### [REQUIREMENTS]
Each line that holds the word "playing" should be returned.

(Data entries)

-- BEGIN --

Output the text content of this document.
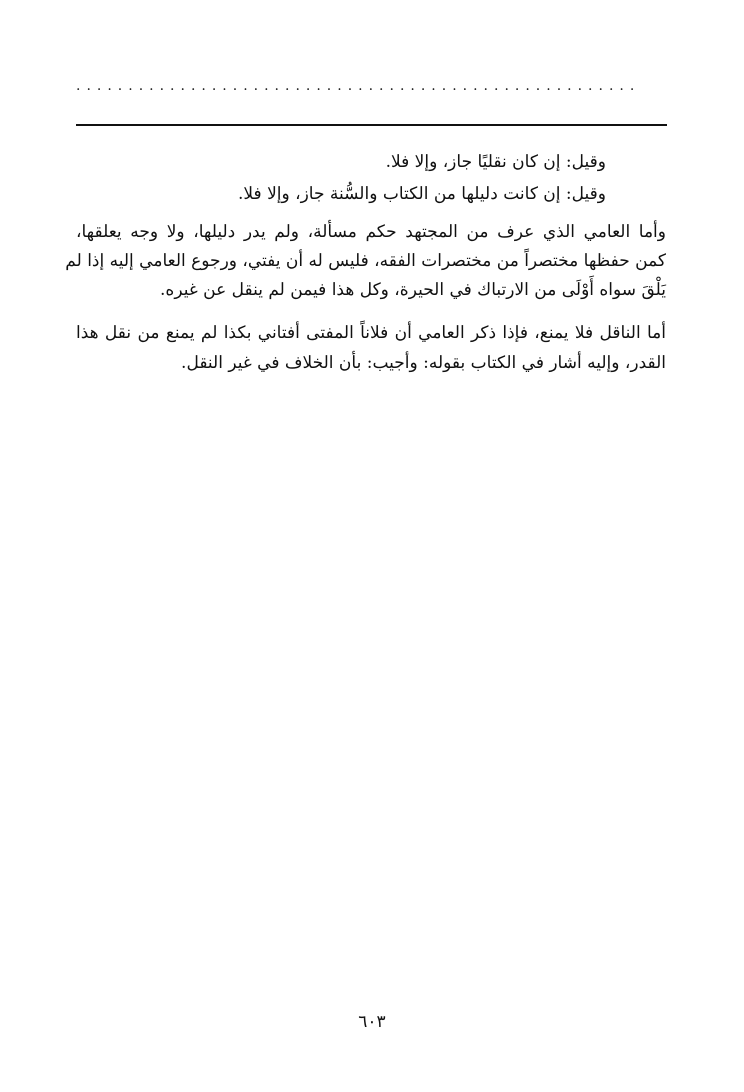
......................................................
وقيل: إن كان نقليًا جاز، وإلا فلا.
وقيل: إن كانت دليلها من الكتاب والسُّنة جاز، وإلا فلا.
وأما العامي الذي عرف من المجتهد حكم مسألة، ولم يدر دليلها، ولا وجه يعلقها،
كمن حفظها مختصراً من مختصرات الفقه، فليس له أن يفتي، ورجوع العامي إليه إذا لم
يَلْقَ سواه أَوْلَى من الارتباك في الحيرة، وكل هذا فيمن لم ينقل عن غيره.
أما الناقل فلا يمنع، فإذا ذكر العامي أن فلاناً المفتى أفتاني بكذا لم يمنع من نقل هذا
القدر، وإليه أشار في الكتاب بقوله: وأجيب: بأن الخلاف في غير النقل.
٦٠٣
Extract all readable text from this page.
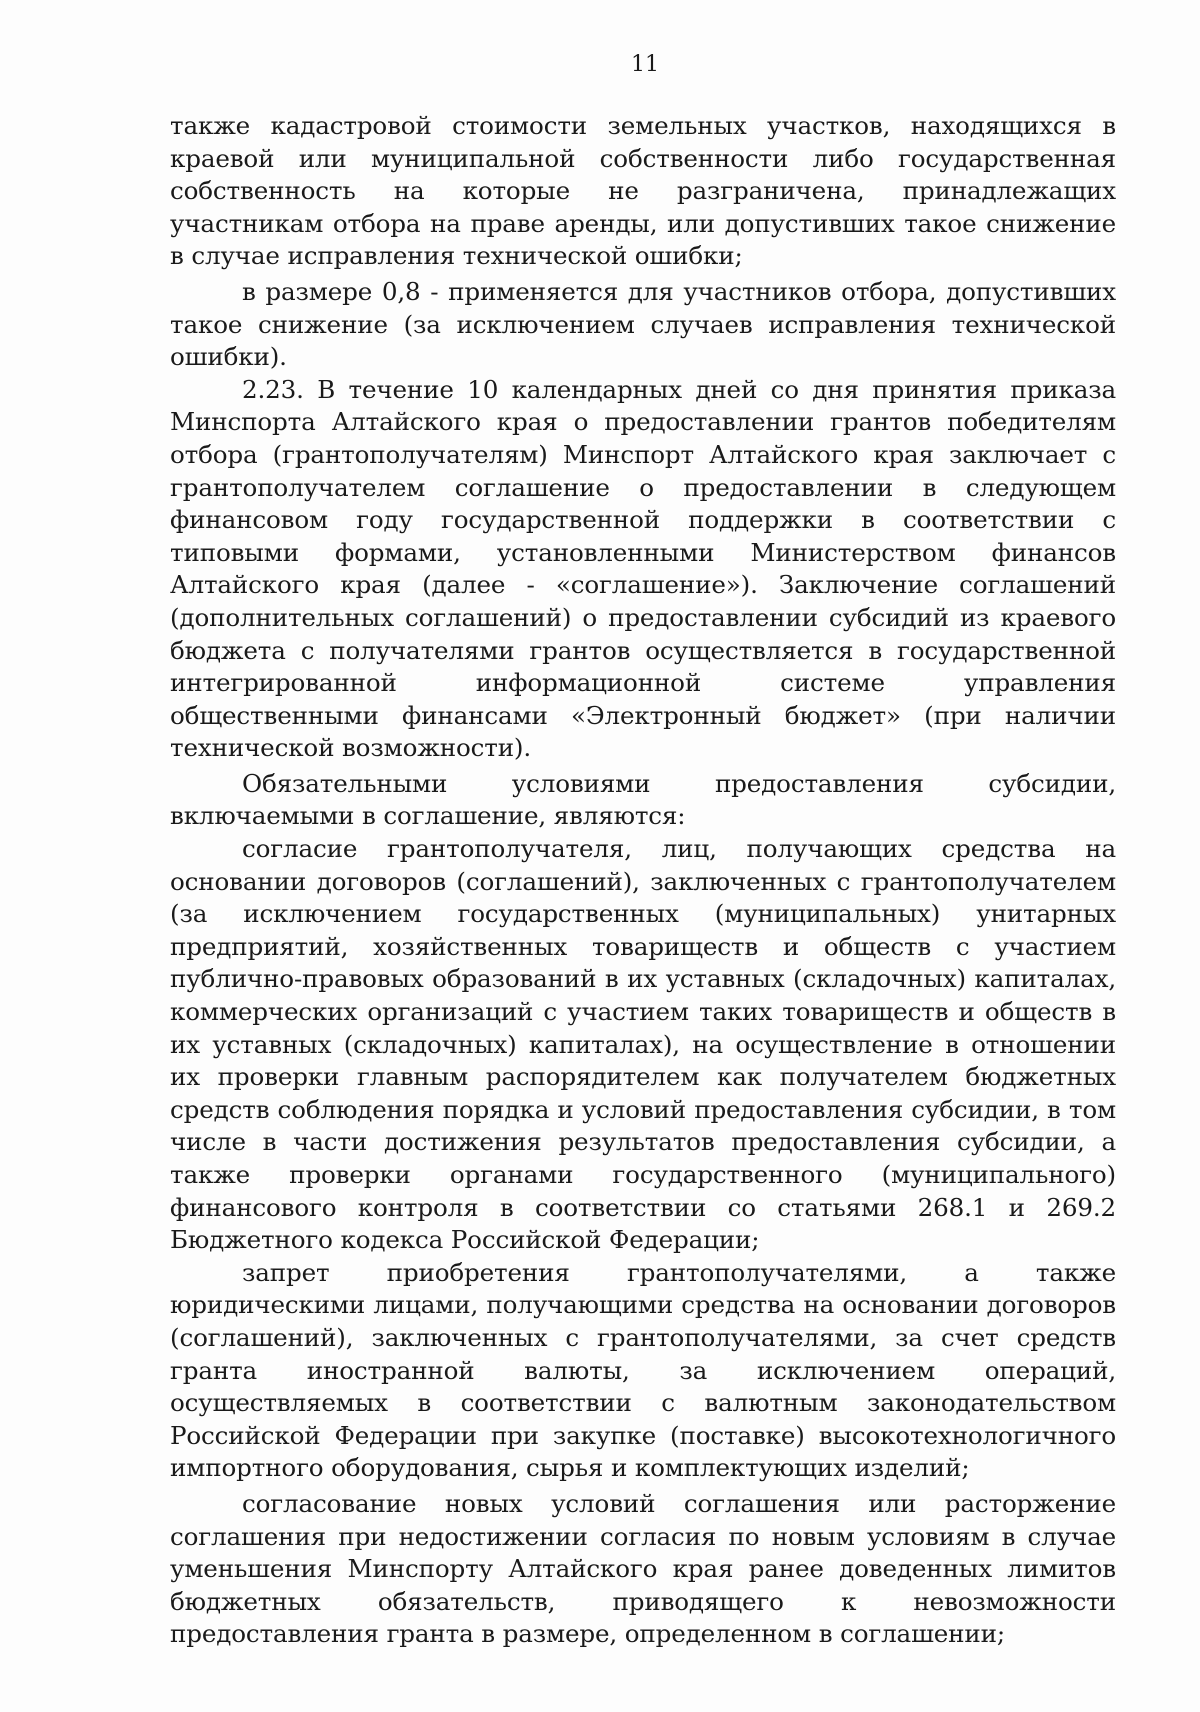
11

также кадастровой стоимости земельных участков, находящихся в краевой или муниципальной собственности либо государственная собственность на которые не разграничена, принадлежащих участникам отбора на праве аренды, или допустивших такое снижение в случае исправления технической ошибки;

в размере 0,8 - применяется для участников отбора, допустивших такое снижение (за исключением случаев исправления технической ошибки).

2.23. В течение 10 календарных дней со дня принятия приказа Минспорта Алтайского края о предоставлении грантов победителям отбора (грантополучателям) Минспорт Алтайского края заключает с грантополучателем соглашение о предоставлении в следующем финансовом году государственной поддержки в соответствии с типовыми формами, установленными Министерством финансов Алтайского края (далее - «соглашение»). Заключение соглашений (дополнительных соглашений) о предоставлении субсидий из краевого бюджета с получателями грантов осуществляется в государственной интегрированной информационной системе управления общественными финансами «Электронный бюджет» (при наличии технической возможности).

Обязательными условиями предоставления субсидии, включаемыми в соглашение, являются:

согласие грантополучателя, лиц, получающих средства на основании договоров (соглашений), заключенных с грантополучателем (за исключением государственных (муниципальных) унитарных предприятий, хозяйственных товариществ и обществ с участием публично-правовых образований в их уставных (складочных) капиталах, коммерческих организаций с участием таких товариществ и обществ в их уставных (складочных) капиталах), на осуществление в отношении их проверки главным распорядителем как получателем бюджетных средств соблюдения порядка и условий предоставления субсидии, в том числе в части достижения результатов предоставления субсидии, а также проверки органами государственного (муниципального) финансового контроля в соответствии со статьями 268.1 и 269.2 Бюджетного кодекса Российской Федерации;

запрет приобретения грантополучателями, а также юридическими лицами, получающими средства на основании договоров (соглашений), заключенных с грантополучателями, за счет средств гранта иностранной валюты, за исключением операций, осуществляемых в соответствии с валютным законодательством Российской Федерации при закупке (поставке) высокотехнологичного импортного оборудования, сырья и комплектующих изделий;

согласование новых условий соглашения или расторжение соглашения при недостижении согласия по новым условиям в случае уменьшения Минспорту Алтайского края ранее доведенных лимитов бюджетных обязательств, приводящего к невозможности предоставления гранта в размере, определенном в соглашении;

-- END --
-- BEGIN --

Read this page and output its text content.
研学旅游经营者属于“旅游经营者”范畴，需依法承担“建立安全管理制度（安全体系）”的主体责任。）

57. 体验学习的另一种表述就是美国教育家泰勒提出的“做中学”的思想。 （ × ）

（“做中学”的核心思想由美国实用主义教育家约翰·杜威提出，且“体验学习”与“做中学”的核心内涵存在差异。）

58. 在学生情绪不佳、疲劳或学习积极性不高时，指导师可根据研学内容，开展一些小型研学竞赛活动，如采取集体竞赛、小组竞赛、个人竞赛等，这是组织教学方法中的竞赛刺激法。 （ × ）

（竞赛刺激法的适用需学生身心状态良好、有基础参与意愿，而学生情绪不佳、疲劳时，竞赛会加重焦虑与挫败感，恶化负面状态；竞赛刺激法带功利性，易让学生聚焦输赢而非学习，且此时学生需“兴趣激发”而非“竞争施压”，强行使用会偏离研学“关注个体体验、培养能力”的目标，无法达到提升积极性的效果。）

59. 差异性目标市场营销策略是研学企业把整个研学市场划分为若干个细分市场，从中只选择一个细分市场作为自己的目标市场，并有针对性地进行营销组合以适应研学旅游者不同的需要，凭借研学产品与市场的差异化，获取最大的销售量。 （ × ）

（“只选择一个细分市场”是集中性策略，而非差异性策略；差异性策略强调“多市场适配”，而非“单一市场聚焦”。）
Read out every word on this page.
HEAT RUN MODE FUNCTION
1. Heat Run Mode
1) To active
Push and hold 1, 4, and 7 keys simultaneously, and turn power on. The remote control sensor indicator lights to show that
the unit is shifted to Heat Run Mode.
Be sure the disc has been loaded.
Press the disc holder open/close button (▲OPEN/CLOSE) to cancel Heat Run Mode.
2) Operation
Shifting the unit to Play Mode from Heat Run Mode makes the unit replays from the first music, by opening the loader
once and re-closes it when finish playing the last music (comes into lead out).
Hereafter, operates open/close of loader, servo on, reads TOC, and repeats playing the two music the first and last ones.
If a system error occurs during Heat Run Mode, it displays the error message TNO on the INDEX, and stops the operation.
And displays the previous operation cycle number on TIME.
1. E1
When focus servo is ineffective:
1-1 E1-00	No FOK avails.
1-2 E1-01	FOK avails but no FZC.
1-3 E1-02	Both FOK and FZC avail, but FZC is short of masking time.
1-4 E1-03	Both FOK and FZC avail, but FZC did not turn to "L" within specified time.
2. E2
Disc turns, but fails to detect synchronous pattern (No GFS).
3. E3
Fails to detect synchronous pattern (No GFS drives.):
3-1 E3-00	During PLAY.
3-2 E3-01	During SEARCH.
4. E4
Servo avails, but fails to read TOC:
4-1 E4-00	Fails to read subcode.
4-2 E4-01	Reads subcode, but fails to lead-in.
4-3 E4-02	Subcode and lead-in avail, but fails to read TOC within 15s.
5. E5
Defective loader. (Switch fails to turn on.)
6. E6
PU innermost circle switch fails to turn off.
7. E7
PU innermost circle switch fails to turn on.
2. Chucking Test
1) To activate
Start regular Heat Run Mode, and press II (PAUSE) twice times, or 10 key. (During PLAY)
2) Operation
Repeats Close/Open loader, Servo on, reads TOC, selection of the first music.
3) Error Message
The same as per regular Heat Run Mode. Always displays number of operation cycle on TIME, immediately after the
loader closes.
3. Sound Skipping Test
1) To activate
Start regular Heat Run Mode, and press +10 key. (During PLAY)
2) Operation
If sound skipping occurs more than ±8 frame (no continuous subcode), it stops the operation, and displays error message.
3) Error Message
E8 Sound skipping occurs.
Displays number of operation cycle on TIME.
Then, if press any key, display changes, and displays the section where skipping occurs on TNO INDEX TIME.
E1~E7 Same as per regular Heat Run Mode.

-- END --

### [OUTPUT FOR THIS EXERCISE]
once and re-closes it when finish playing the last music (comes into lead out).
Hereafter, operates open/close of loader, servo on, reads TOC, and repeats playing the two music the first and last ones.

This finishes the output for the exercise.